● Provided records
::::::::

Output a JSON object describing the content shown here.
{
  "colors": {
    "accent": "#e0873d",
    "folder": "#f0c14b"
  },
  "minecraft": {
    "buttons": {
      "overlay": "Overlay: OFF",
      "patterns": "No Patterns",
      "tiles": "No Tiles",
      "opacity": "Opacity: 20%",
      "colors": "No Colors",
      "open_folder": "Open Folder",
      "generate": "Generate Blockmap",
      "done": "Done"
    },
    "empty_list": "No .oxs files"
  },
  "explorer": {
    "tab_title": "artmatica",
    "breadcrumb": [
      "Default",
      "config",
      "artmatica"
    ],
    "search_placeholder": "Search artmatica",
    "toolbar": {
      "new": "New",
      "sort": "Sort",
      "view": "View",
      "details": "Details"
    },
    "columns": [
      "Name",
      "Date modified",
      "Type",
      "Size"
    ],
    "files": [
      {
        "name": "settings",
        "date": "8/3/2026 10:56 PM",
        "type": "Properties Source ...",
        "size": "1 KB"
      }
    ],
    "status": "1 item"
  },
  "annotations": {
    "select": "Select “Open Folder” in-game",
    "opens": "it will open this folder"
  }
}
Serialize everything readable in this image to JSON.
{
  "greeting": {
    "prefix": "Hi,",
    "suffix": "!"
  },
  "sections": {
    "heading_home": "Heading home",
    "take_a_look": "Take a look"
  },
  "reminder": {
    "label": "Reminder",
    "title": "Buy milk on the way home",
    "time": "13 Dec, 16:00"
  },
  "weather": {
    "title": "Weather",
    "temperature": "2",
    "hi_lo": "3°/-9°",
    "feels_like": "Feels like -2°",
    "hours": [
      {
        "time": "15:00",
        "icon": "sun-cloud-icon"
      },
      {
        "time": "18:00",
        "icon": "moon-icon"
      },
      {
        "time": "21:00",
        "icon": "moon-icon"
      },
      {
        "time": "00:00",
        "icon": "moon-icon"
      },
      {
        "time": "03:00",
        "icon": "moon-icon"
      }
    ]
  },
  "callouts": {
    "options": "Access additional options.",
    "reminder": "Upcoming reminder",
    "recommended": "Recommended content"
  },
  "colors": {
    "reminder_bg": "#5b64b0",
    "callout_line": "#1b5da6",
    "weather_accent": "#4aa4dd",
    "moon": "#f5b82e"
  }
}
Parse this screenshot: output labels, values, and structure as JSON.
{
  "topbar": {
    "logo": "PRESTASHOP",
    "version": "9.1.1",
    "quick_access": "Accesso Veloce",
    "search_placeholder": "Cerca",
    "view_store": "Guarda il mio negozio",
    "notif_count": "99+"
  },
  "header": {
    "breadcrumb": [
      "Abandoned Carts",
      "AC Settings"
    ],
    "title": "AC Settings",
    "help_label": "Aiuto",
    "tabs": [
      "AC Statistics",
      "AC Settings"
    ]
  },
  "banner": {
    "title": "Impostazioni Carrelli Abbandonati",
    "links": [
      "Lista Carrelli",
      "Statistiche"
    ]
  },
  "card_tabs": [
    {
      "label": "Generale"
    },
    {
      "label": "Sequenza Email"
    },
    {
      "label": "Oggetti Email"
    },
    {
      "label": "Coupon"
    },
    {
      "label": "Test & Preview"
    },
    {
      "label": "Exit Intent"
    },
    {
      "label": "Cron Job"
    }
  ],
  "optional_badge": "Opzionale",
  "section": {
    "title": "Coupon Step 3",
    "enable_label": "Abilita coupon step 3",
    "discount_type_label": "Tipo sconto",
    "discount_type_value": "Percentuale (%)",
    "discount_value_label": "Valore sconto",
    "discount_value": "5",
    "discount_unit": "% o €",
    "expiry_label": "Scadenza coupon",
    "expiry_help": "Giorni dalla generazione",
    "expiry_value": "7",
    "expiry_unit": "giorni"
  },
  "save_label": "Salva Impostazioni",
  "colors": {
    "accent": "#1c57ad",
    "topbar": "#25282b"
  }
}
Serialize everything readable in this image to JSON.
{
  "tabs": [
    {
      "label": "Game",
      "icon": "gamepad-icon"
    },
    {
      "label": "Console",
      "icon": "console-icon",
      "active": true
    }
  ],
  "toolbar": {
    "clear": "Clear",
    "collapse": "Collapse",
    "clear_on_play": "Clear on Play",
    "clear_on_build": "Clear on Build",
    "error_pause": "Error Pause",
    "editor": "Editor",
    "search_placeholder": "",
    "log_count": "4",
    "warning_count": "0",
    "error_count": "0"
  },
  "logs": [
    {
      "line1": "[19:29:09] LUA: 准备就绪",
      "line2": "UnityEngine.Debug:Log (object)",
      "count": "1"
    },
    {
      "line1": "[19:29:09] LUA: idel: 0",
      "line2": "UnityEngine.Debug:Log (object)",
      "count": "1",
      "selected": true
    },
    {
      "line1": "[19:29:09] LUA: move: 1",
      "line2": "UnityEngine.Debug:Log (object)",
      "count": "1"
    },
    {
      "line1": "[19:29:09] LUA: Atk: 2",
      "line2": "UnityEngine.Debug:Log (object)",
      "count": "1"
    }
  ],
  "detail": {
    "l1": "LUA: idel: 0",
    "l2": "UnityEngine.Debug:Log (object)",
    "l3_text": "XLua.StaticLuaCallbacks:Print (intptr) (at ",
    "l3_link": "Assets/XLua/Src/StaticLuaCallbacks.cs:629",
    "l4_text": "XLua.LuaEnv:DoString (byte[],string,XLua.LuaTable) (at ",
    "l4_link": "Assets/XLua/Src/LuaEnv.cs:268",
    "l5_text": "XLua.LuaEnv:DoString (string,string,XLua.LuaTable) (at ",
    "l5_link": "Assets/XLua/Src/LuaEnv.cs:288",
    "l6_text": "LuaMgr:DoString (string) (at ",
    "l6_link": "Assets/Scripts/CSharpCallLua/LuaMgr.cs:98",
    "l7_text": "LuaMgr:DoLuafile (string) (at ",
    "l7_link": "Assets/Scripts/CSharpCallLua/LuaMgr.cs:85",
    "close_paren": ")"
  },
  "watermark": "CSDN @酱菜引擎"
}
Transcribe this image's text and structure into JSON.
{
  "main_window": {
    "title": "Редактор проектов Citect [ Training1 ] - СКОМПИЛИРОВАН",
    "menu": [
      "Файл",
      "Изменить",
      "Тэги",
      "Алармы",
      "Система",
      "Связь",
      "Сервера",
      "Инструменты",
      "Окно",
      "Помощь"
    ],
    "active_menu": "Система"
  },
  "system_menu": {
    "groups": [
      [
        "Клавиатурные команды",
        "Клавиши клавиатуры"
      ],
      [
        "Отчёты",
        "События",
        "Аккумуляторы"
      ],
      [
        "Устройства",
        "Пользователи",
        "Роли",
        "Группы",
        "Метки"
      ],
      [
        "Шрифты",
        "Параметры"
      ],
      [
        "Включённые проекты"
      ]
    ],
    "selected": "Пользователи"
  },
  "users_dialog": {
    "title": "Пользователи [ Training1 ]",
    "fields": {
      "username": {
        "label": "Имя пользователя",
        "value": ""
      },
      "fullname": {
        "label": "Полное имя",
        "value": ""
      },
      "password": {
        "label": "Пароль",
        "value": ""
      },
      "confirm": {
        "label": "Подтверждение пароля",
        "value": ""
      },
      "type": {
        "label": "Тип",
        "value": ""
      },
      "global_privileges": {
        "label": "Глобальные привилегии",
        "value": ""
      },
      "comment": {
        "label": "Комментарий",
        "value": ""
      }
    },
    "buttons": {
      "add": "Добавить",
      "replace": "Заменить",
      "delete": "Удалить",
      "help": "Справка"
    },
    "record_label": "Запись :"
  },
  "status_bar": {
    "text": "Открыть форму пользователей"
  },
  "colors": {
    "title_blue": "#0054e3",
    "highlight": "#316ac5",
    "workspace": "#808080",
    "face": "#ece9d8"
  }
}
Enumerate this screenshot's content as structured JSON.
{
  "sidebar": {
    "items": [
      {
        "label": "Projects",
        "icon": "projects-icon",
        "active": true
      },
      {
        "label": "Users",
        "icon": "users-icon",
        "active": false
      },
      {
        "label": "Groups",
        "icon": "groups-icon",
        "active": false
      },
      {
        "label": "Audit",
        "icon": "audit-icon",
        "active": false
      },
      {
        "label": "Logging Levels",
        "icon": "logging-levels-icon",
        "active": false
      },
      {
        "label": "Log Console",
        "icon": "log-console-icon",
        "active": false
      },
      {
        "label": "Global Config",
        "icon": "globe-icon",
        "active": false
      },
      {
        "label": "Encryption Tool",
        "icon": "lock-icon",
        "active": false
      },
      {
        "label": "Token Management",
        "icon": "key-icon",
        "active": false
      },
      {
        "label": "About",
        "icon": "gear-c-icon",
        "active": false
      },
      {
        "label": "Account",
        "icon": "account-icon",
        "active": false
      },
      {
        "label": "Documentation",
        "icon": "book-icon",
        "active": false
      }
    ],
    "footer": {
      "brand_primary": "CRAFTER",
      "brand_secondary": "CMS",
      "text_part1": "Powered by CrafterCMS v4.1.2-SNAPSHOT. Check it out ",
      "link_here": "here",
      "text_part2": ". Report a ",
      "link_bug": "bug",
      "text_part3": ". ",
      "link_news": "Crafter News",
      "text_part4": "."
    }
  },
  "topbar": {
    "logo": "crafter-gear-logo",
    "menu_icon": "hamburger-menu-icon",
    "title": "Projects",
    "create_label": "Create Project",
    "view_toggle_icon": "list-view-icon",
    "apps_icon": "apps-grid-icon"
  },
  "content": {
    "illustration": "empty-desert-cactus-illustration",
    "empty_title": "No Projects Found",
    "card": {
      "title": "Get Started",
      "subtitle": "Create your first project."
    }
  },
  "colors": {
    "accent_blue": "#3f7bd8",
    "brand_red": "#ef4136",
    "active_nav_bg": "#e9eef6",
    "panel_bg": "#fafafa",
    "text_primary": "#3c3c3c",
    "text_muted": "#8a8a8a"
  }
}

::::::::

● What you should do
Return each line with "time".

● Expected output
    "time": "13 Dec, 16:00"
        "time": "15:00",
        "time": "18:00",
        "time": "21:00",
        "time": "00:00",
        "time": "03:00",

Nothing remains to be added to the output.